*** Opening of Input ***
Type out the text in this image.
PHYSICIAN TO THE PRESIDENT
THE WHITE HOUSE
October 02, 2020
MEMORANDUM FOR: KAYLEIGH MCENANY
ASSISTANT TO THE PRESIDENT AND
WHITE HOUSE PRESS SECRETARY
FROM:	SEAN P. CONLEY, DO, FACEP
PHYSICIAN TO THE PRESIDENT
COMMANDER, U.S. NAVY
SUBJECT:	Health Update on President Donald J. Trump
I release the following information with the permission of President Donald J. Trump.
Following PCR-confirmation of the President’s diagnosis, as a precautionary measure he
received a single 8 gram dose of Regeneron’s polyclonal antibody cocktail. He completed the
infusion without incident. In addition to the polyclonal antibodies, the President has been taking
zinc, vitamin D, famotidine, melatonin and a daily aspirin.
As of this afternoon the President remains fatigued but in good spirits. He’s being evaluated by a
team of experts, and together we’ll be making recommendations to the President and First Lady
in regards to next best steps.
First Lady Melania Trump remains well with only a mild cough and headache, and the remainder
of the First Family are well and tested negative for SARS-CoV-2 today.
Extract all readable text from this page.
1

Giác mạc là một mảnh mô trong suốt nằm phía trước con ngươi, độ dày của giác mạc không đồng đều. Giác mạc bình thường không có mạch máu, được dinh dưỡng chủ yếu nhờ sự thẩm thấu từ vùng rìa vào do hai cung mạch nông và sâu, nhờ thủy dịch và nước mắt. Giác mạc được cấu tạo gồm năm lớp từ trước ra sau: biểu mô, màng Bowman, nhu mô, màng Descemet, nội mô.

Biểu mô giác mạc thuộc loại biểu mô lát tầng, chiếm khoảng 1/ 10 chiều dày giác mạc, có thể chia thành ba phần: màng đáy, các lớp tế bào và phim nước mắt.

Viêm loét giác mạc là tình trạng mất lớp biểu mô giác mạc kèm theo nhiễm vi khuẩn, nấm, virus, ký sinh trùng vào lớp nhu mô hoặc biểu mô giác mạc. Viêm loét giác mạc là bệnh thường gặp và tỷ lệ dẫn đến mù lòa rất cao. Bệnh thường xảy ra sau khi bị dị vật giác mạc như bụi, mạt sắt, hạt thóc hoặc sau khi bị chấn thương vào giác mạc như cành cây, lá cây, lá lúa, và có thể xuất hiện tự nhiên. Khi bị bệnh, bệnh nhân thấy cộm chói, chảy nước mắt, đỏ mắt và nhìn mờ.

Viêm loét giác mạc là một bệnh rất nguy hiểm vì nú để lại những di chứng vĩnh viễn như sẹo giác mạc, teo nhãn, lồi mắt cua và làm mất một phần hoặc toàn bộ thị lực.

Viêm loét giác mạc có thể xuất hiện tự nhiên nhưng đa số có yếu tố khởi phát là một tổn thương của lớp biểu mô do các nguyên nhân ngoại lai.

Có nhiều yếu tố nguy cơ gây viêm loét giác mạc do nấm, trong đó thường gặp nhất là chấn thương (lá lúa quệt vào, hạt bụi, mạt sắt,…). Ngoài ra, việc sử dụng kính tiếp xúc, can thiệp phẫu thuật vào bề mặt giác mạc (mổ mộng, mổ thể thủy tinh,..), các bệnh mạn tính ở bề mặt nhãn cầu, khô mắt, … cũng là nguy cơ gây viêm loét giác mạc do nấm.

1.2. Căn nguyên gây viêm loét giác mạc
*** Close of Input ***
### Task details
Counting the lines of the material that hold the string "phần", state the total and nothing besides.

### Answer to the problem
2